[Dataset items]
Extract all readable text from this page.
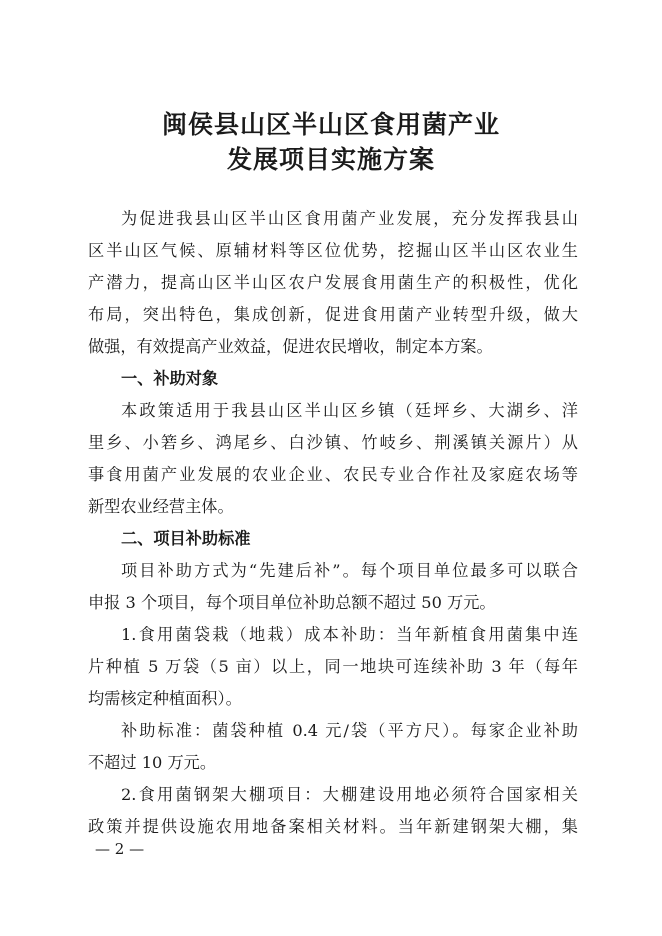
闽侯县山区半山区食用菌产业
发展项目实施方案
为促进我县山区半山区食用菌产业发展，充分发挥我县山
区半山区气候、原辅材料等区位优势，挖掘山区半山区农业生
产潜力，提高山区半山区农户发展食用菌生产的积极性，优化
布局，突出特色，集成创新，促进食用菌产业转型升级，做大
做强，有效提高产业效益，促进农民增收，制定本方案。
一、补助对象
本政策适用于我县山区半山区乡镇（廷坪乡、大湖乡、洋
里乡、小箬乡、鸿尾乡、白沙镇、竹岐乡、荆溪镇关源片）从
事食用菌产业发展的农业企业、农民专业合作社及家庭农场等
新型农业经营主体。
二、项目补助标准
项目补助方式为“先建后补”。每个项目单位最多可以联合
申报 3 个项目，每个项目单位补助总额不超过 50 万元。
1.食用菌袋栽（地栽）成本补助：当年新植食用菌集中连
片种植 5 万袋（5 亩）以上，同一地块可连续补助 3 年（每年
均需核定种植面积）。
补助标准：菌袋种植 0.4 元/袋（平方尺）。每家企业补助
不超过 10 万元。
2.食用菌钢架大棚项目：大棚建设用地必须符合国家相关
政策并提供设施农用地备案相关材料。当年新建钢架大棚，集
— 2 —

AIM
Leaving the pictures aside, transcribe the entire listing exactly.

RESPONSE
Extract all readable text from this page.
闽侯县山区半山区食用菌产业
发展项目实施方案
为促进我县山区半山区食用菌产业发展，充分发挥我县山
区半山区气候、原辅材料等区位优势，挖掘山区半山区农业生
产潜力，提高山区半山区农户发展食用菌生产的积极性，优化
布局，突出特色，集成创新，促进食用菌产业转型升级，做大
做强，有效提高产业效益，促进农民增收，制定本方案。
一、补助对象
本政策适用于我县山区半山区乡镇（廷坪乡、大湖乡、洋
里乡、小箬乡、鸿尾乡、白沙镇、竹岐乡、荆溪镇关源片）从
事食用菌产业发展的农业企业、农民专业合作社及家庭农场等
新型农业经营主体。
二、项目补助标准
项目补助方式为“先建后补”。每个项目单位最多可以联合
申报 3 个项目，每个项目单位补助总额不超过 50 万元。
1.食用菌袋栽（地栽）成本补助：当年新植食用菌集中连
片种植 5 万袋（5 亩）以上，同一地块可连续补助 3 年（每年
均需核定种植面积）。
补助标准：菌袋种植 0.4 元/袋（平方尺）。每家企业补助
不超过 10 万元。
2.食用菌钢架大棚项目：大棚建设用地必须符合国家相关
政策并提供设施农用地备案相关材料。当年新建钢架大棚，集
— 2 —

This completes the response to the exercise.